┌──
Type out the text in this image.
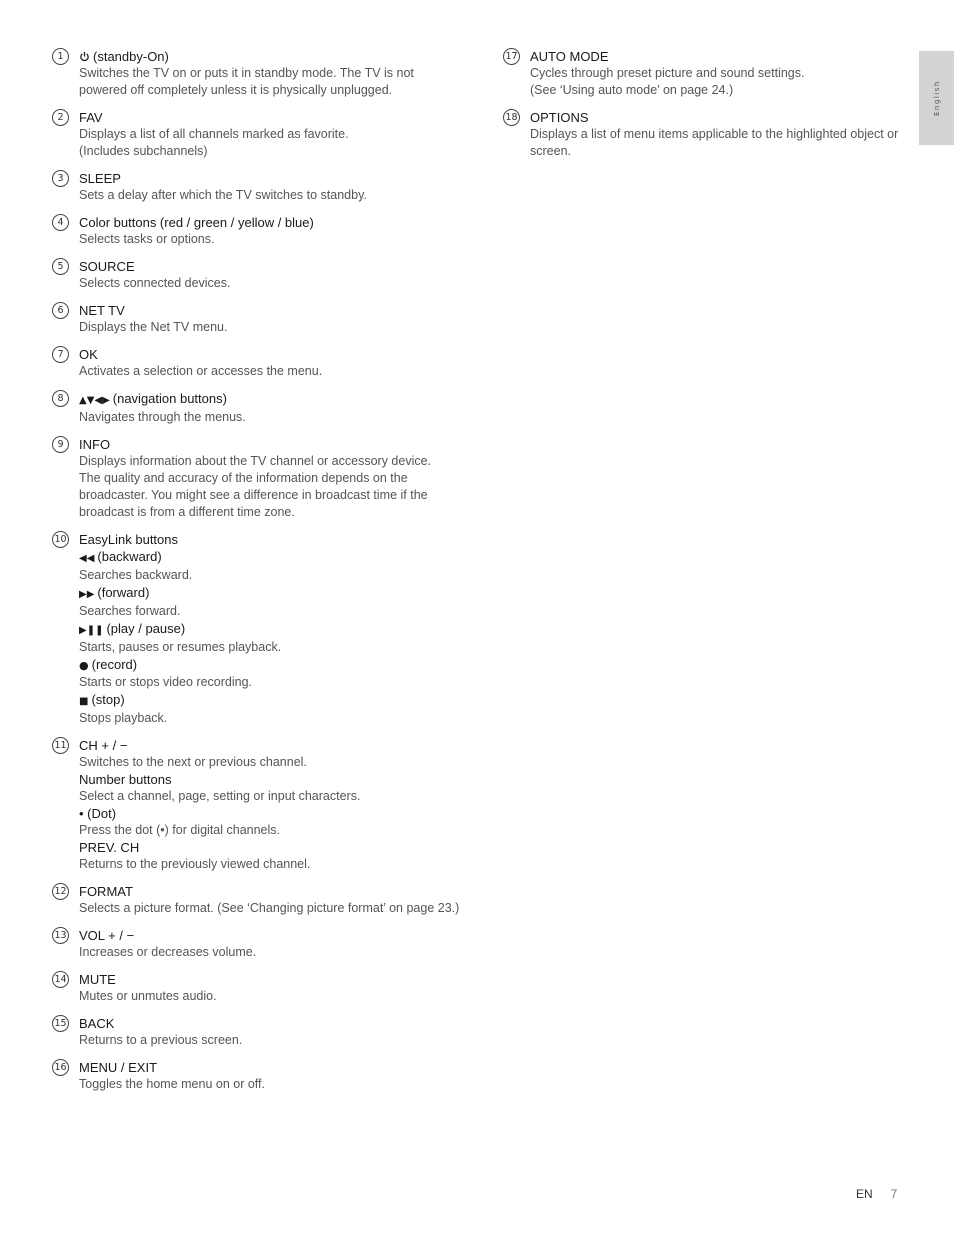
English
1	(standby-On)

Switches the TV on or puts it in standby mode. The TV is not

powered off completely unless it is physically unplugged.

2	FAV

Displays a list of all channels marked as favorite.

(Includes subchannels)

3	SLEEP

Sets a delay after which the TV switches to standby.

4	Color buttons (red / green / yellow / blue)

Selects tasks or options.

5	SOURCE

Selects connected devices.

6	NET TV

Displays the Net TV menu.

7	OK

Activates a selection or accesses the menu.

8	▲▼◀▶ (navigation buttons)

Navigates through the menus.

9	INFO

Displays information about the TV channel or accessory device.

The quality and accuracy of the information depends on the

broadcaster. You might see a difference in broadcast time if the

broadcast is from a different time zone.

10 EasyLink buttons

◀◀ (backward)

Searches backward.

▶▶ (forward)

Searches forward.

▶❚❚ (play / pause)

Starts, pauses or resumes playback.

● (record)

Starts or stops video recording.

■ (stop)

Stops playback.

11 CH + / −

Switches to the next or previous channel.

Number buttons

Select a channel, page, setting or input characters.

• (Dot)

Press the dot (•) for digital channels.

PREV. CH

Returns to the previously viewed channel.

12 FORMAT

Selects a picture format. (See ‘Changing picture format’ on page 23.)

13 VOL + / −

Increases or decreases volume.

14 MUTE

Mutes or unmutes audio.

15 BACK

Returns to a previous screen.

16 MENU / EXIT

Toggles the home menu on or off.

17 AUTO MODE

Cycles through preset picture and sound settings.

(See ‘Using auto mode’ on page 24.)

18 OPTIONS

Displays a list of menu items applicable to the highlighted object or

screen.

EN 7
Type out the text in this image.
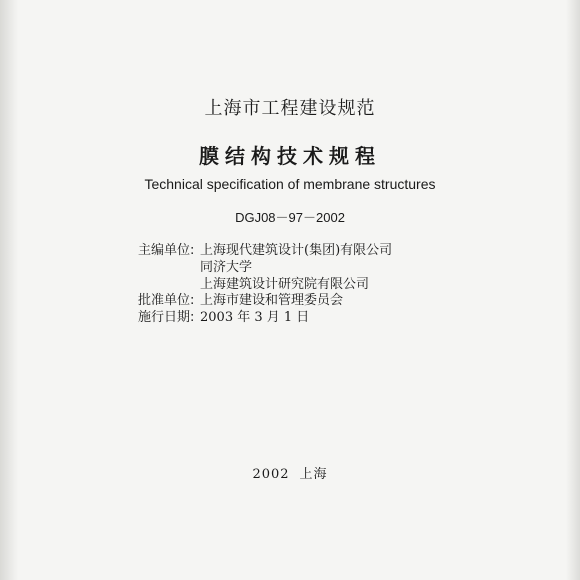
上海市工程建设规范
膜结构技术规程
Technical specification of membrane structures
DGJ08－97－2002
主编单位: 上海现代建筑设计(集团)有限公司
同济大学
上海建筑设计研究院有限公司
批准单位: 上海市建设和管理委员会
施行日期: 2003 年 3 月 1 日
2002 上海
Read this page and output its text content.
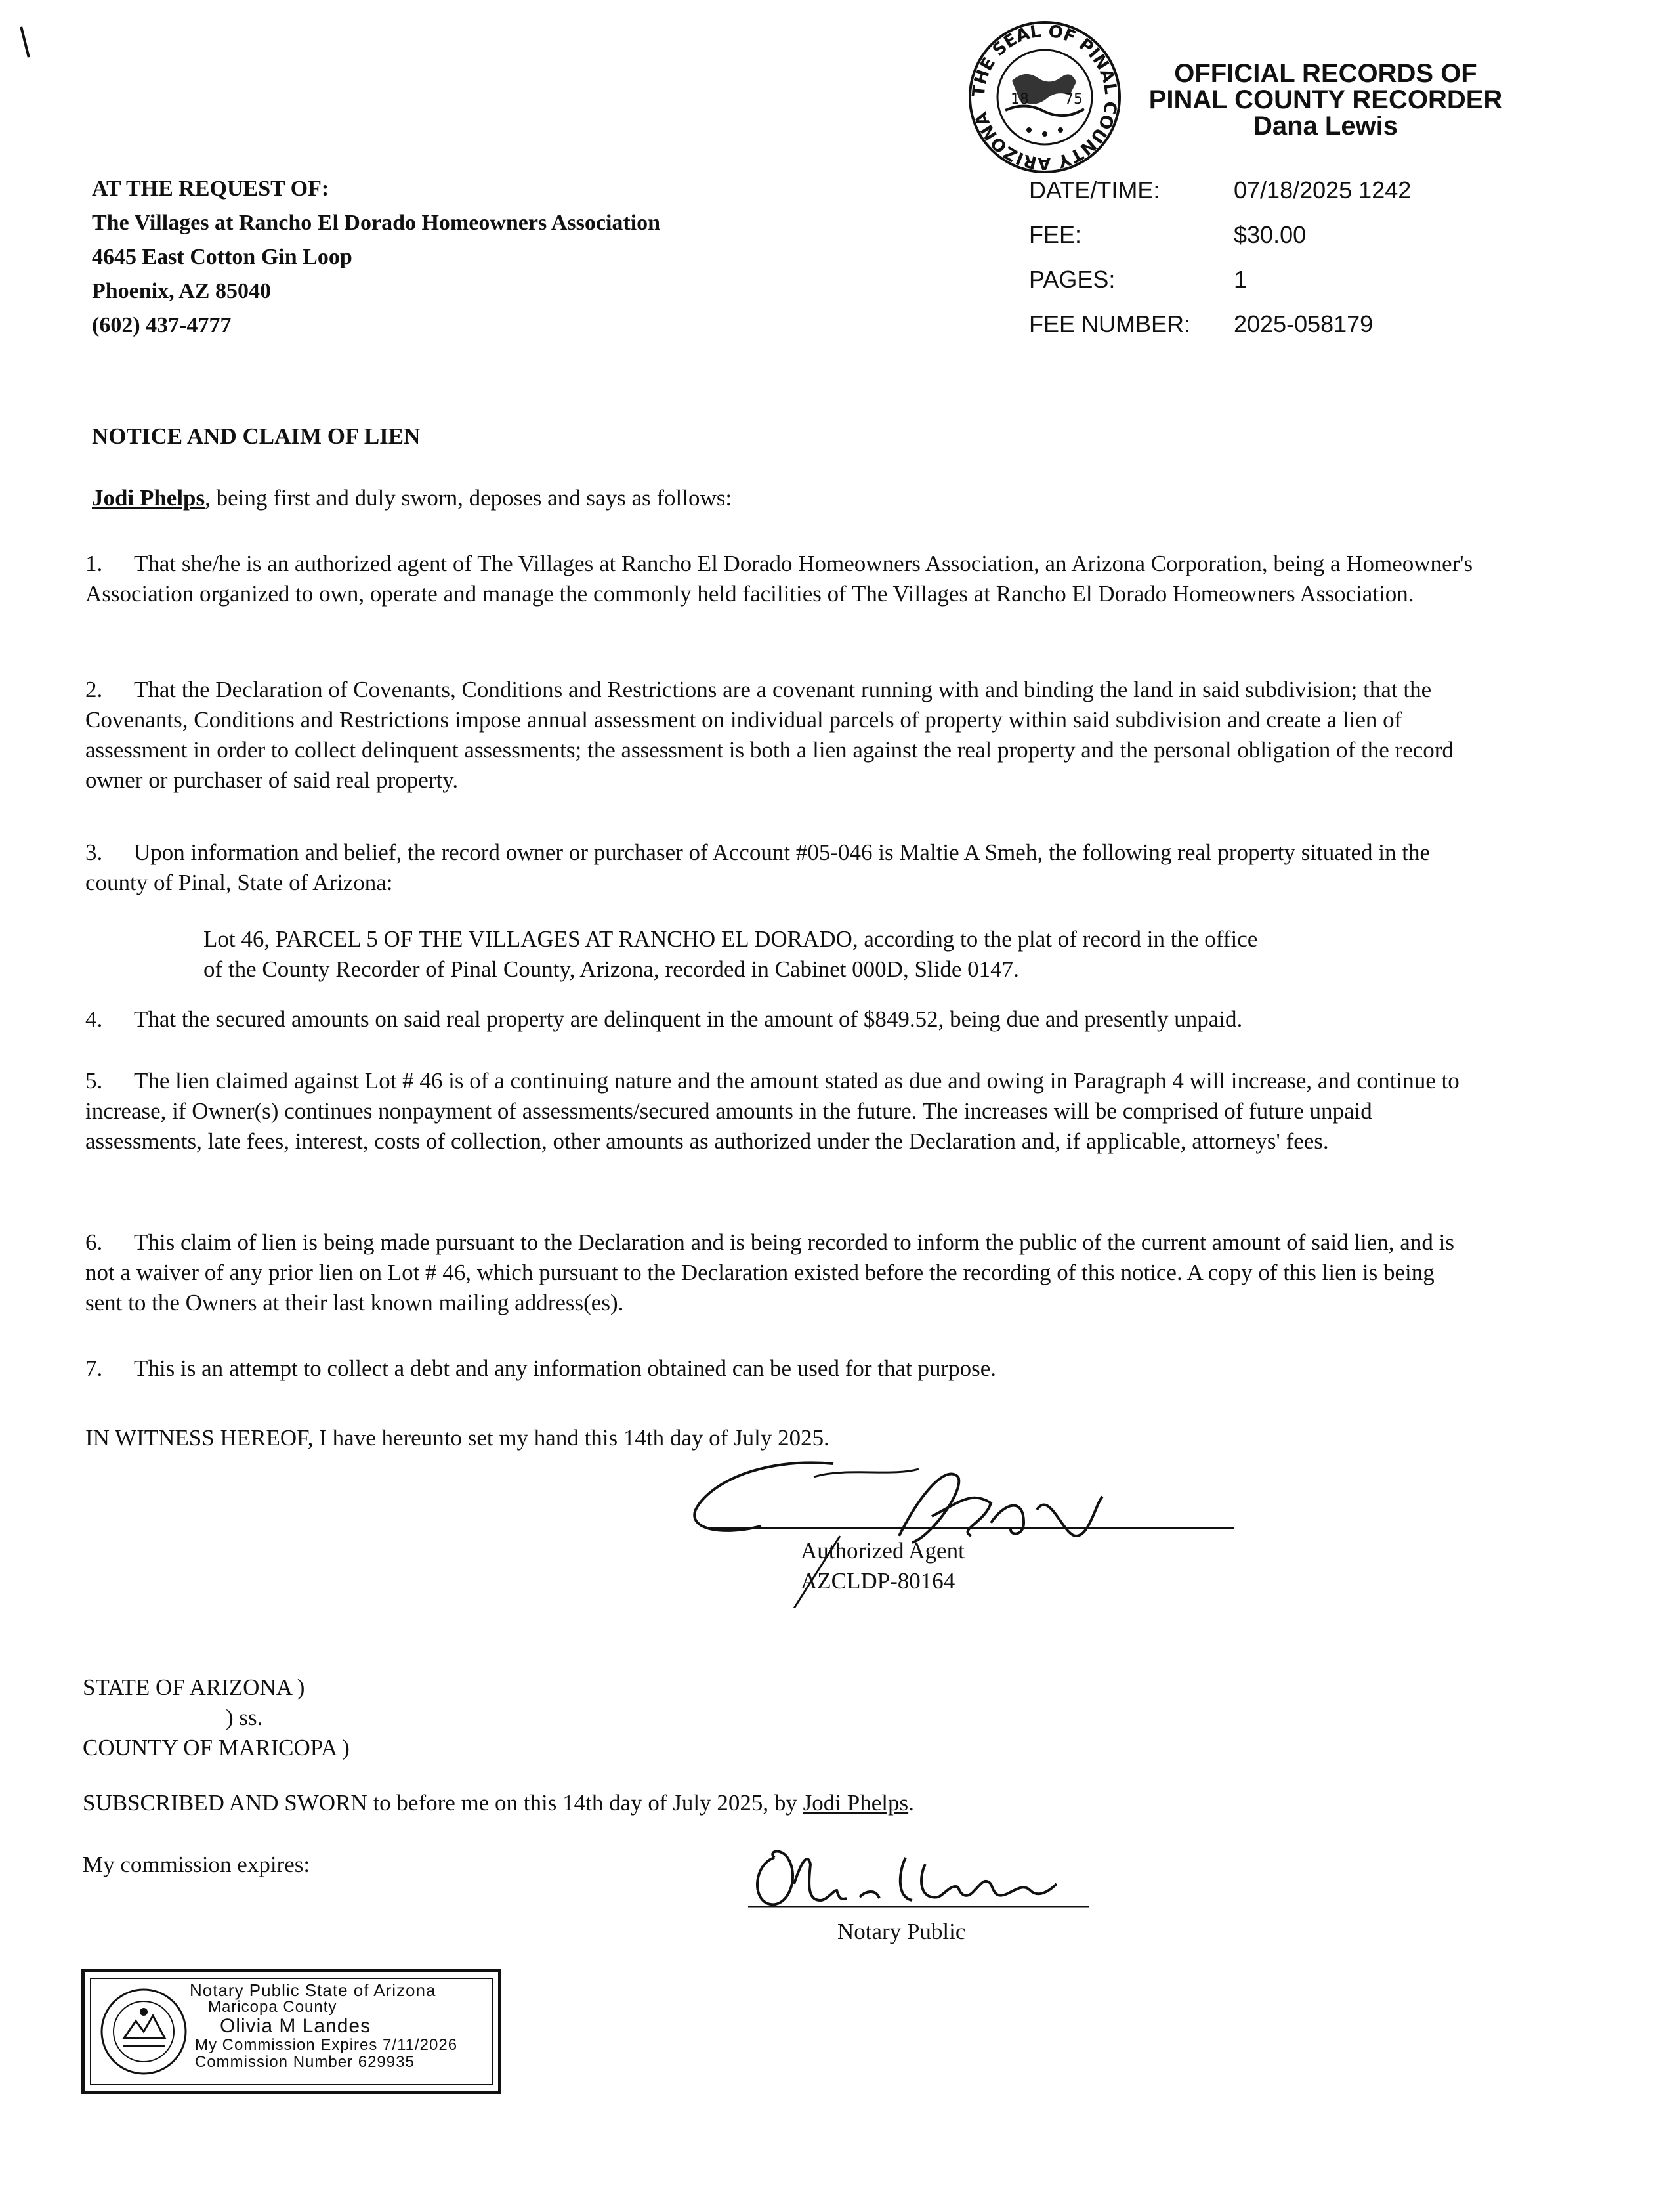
THE SEAL OF PINAL COUNTY ARIZONA
18 75
OFFICIAL RECORDS OF
PINAL COUNTY RECORDER
Dana Lewis
DATE/TIME:	07/18/2025 1242
FEE:	$30.00
PAGES:	1
FEE NUMBER: 2025-058179
AT THE REQUEST OF:
The Villages at Rancho El Dorado Homeowners Association
4645 East Cotton Gin Loop
Phoenix, AZ 85040
(602) 437-4777
NOTICE AND CLAIM OF LIEN
Jodi Phelps, being first and duly sworn, deposes and says as follows:
1. That she/he is an authorized agent of The Villages at Rancho El Dorado Homeowners Association, an Arizona Corporation, being a Homeowner's Association organized to own, operate and manage the commonly held facilities of The Villages at Rancho El Dorado Homeowners Association.
2. That the Declaration of Covenants, Conditions and Restrictions are a covenant running with and binding the land in said subdivision; that the Covenants, Conditions and Restrictions impose annual assessment on individual parcels of property within said subdivision and create a lien of assessment in order to collect delinquent assessments; the assessment is both a lien against the real property and the personal obligation of the record owner or purchaser of said real property.
3. Upon information and belief, the record owner or purchaser of Account #05-046 is Maltie A Smeh, the following real property situated in the county of Pinal, State of Arizona:
Lot 46, PARCEL 5 OF THE VILLAGES AT RANCHO EL DORADO, according to the plat of record in the office
of the County Recorder of Pinal County, Arizona, recorded in Cabinet 000D, Slide 0147.
4. That the secured amounts on said real property are delinquent in the amount of $849.52, being due and presently unpaid.
5. The lien claimed against Lot # 46 is of a continuing nature and the amount stated as due and owing in Paragraph 4 will increase, and continue to increase, if Owner(s) continues nonpayment of assessments/secured amounts in the future. The increases will be comprised of future unpaid assessments, late fees, interest, costs of collection, other amounts as authorized under the Declaration and, if applicable, attorneys' fees.
6. This claim of lien is being made pursuant to the Declaration and is being recorded to inform the public of the current amount of said lien, and is not a waiver of any prior lien on Lot # 46, which pursuant to the Declaration existed before the recording of this notice. A copy of this lien is being sent to the Owners at their last known mailing address(es).
7. This is an attempt to collect a debt and any information obtained can be used for that purpose.
IN WITNESS HEREOF, I have hereunto set my hand this 14th day of July 2025.
Authorized Agent
AZCLDP-80164
STATE OF ARIZONA )
) ss.
COUNTY OF MARICOPA )
SUBSCRIBED AND SWORN to before me on this 14th day of July 2025, by Jodi Phelps.
My commission expires:
Notary Public
Notary Public State of Arizona
Maricopa County
Olivia M Landes
My Commission Expires 7/11/2026
Commission Number 629935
└──
Go through the listing above and return every line where the word "information" occurs.

- [Exercise response]:
Displays information about the TV channel or accessory device.
The quality and accuracy of the information depends on the
3. Upon information and belief, the record owner or purchaser of Account #05-046 is Maltie A Smeh, the following real property situated in the county of Pinal, State of Arizona:
7. This is an attempt to collect a debt and any information obtained can be used for that purpose.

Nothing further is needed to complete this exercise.